Will you transcribe the entries that follow, exactly and in full?

##########

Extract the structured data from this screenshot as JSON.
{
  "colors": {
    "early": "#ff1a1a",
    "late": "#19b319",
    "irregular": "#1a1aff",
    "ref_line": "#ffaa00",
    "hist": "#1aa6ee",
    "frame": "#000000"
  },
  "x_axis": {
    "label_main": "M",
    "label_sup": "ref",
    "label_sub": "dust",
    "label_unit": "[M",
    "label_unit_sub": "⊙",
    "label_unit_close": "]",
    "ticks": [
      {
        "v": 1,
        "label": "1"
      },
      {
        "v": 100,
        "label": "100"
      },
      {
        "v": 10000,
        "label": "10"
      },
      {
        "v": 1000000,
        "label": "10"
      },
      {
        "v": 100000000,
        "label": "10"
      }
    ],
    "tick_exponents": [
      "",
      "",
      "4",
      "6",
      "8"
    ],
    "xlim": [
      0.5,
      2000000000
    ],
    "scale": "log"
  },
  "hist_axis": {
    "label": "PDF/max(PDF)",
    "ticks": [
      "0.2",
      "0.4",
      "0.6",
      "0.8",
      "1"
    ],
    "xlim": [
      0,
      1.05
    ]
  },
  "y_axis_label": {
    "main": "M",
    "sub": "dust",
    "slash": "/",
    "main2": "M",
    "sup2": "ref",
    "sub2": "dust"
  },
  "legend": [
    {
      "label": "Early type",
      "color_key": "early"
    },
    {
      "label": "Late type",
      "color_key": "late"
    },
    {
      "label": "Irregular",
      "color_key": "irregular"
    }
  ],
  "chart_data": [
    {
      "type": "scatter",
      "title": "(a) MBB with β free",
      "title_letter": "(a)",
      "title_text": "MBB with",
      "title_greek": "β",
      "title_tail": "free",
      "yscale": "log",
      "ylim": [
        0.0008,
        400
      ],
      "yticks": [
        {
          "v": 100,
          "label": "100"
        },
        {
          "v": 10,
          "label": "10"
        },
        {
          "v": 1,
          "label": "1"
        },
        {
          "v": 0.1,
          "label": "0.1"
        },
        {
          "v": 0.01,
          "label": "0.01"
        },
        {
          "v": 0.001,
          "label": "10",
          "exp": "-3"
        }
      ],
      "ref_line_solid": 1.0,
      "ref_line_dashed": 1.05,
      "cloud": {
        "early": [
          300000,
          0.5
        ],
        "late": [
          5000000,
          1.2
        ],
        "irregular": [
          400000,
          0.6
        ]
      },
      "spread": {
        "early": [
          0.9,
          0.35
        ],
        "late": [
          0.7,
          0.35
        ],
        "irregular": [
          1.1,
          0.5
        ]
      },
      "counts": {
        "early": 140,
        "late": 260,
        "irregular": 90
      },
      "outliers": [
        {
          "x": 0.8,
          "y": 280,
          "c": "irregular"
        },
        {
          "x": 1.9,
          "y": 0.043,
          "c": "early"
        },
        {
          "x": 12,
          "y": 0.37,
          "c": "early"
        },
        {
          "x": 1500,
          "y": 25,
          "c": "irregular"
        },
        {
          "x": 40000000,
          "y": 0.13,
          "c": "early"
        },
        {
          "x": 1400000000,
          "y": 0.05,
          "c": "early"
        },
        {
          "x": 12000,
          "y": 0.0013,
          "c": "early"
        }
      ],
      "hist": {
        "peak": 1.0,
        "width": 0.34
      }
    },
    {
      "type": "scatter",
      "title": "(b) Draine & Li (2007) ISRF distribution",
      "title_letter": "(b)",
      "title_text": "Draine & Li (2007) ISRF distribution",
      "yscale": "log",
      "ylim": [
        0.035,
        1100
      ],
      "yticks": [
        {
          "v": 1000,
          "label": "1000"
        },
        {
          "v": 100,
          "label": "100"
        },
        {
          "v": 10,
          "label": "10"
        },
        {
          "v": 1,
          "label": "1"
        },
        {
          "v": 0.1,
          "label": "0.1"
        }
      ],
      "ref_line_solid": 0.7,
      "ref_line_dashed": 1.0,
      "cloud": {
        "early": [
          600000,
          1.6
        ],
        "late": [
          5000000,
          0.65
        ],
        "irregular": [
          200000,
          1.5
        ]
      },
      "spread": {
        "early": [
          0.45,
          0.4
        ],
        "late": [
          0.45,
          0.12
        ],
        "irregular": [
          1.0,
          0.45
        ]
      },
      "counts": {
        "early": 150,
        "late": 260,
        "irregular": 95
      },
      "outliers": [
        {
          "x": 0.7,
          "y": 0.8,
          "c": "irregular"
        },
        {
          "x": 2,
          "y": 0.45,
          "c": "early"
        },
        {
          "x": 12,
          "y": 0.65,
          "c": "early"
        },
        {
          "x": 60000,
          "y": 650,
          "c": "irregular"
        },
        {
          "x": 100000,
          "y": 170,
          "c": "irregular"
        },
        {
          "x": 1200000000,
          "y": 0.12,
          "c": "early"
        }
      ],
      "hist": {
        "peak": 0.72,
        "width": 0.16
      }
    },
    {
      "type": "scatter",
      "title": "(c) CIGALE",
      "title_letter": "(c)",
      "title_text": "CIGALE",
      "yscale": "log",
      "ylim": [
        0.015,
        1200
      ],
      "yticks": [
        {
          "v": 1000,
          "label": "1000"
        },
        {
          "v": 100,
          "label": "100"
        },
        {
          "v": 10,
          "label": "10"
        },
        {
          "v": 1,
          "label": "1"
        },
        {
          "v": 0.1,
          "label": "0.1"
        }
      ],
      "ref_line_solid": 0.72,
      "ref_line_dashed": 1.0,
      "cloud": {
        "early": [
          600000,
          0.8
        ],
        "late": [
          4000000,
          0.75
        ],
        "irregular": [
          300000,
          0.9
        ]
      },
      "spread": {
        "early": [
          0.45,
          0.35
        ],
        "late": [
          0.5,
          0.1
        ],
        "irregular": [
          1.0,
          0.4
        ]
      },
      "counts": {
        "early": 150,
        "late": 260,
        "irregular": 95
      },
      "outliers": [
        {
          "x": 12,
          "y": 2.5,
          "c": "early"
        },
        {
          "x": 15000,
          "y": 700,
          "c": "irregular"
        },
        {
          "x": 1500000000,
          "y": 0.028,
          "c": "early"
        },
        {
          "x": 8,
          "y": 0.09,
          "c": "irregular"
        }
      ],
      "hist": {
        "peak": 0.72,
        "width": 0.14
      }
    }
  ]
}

##########

> **REPLY**
Extract the structured data from this screenshot as JSON.
{
  "colors": {
    "early": "#ff1a1a",
    "late": "#19b319",
    "irregular": "#1a1aff",
    "ref_line": "#ffaa00",
    "hist": "#1aa6ee",
    "frame": "#000000"
  },
  "x_axis": {
    "label_main": "M",
    "label_sup": "ref",
    "label_sub": "dust",
    "label_unit": "[M",
    "label_unit_sub": "⊙",
    "label_unit_close": "]",
    "ticks": [
      {
        "v": 1,
        "label": "1"
      },
      {
        "v": 100,
        "label": "100"
      },
      {
        "v": 10000,
        "label": "10"
      },
      {
        "v": 1000000,
        "label": "10"
      },
      {
        "v": 100000000,
        "label": "10"
      }
    ],
    "tick_exponents": [
      "",
      "",
      "4",
      "6",
      "8"
    ],
    "xlim": [
      0.5,
      2000000000
    ],
    "scale": "log"
  },
  "hist_axis": {
    "label": "PDF/max(PDF)",
    "ticks": [
      "0.2",
      "0.4",
      "0.6",
      "0.8",
      "1"
    ],
    "xlim": [
      0,
      1.05
    ]
  },
  "y_axis_label": {
    "main": "M",
    "sub": "dust",
    "slash": "/",
    "main2": "M",
    "sup2": "ref",
    "sub2": "dust"
  },
  "legend": [
    {
      "label": "Early type",
      "color_key": "early"
    },
    {
      "label": "Late type",
      "color_key": "late"
    },
    {
      "label": "Irregular",
      "color_key": "irregular"
    }
  ],
  "chart_data": [
    {
      "type": "scatter",
      "title": "(a) MBB with β free",
      "title_letter": "(a)",
      "title_text": "MBB with",
      "title_greek": "β",
      "title_tail": "free",
      "yscale": "log",
      "ylim": [
        0.0008,
        400
      ],
      "yticks": [
        {
          "v": 100,
          "label": "100"
        },
        {
          "v": 10,
          "label": "10"
        },
        {
          "v": 1,
          "label": "1"
        },
        {
          "v": 0.1,
          "label": "0.1"
        },
        {
          "v": 0.01,
          "label": "0.01"
        },
        {
          "v": 0.001,
          "label": "10",
          "exp": "-3"
        }
      ],
      "ref_line_solid": 1.0,
      "ref_line_dashed": 1.05,
      "cloud": {
        "early": [
          300000,
          0.5
        ],
        "late": [
          5000000,
          1.2
        ],
        "irregular": [
          400000,
          0.6
        ]
      },
      "spread": {
        "early": [
          0.9,
          0.35
        ],
        "late": [
          0.7,
          0.35
        ],
        "irregular": [
          1.1,
          0.5
        ]
      },
      "counts": {
        "early": 140,
        "late": 260,
        "irregular": 90
      },
      "outliers": [
        {
          "x": 0.8,
          "y": 280,
          "c": "irregular"
        },
        {
          "x": 1.9,
          "y": 0.043,
          "c": "early"
        },
        {
          "x": 12,
          "y": 0.37,
          "c": "early"
        },
        {
          "x": 1500,
          "y": 25,
          "c": "irregular"
        },
        {
          "x": 40000000,
          "y": 0.13,
          "c": "early"
        },
        {
          "x": 1400000000,
          "y": 0.05,
          "c": "early"
        },
        {
          "x": 12000,
          "y": 0.0013,
          "c": "early"
        }
      ],
      "hist": {
        "peak": 1.0,
        "width": 0.34
      }
    },
    {
      "type": "scatter",
      "title": "(b) Draine & Li (2007) ISRF distribution",
      "title_letter": "(b)",
      "title_text": "Draine & Li (2007) ISRF distribution",
      "yscale": "log",
      "ylim": [
        0.035,
        1100
      ],
      "yticks": [
        {
          "v": 1000,
          "label": "1000"
        },
        {
          "v": 100,
          "label": "100"
        },
        {
          "v": 10,
          "label": "10"
        },
        {
          "v": 1,
          "label": "1"
        },
        {
          "v": 0.1,
          "label": "0.1"
        }
      ],
      "ref_line_solid": 0.7,
      "ref_line_dashed": 1.0,
      "cloud": {
        "early": [
          600000,
          1.6
        ],
        "late": [
          5000000,
          0.65
        ],
        "irregular": [
          200000,
          1.5
        ]
      },
      "spread": {
        "early": [
          0.45,
          0.4
        ],
        "late": [
          0.45,
          0.12
        ],
        "irregular": [
          1.0,
          0.45
        ]
      },
      "counts": {
        "early": 150,
        "late": 260,
        "irregular": 95
      },
      "outliers": [
        {
          "x": 0.7,
          "y": 0.8,
          "c": "irregular"
        },
        {
          "x": 2,
          "y": 0.45,
          "c": "early"
        },
        {
          "x": 12,
          "y": 0.65,
          "c": "early"
        },
        {
          "x": 60000,
          "y": 650,
          "c": "irregular"
        },
        {
          "x": 100000,
          "y": 170,
          "c": "irregular"
        },
        {
          "x": 1200000000,
          "y": 0.12,
          "c": "early"
        }
      ],
      "hist": {
        "peak": 0.72,
        "width": 0.16
      }
    },
    {
      "type": "scatter",
      "title": "(c) CIGALE",
      "title_letter": "(c)",
      "title_text": "CIGALE",
      "yscale": "log",
      "ylim": [
        0.015,
        1200
      ],
      "yticks": [
        {
          "v": 1000,
          "label": "1000"
        },
        {
          "v": 100,
          "label": "100"
        },
        {
          "v": 10,
          "label": "10"
        },
        {
          "v": 1,
          "label": "1"
        },
        {
          "v": 0.1,
          "label": "0.1"
        }
      ],
      "ref_line_solid": 0.72,
      "ref_line_dashed": 1.0,
      "cloud": {
        "early": [
          600000,
          0.8
        ],
        "late": [
          4000000,
          0.75
        ],
        "irregular": [
          300000,
          0.9
        ]
      },
      "spread": {
        "early": [
          0.45,
          0.35
        ],
        "late": [
          0.5,
          0.1
        ],
        "irregular": [
          1.0,
          0.4
        ]
      },
      "counts": {
        "early": 150,
        "late": 260,
        "irregular": 95
      },
      "outliers": [
        {
          "x": 12,
          "y": 2.5,
          "c": "early"
        },
        {
          "x": 15000,
          "y": 700,
          "c": "irregular"
        },
        {
          "x": 1500000000,
          "y": 0.028,
          "c": "early"
        },
        {
          "x": 8,
          "y": 0.09,
          "c": "irregular"
        }
      ],
      "hist": {
        "peak": 0.72,
        "width": 0.14
      }
    }
  ]
}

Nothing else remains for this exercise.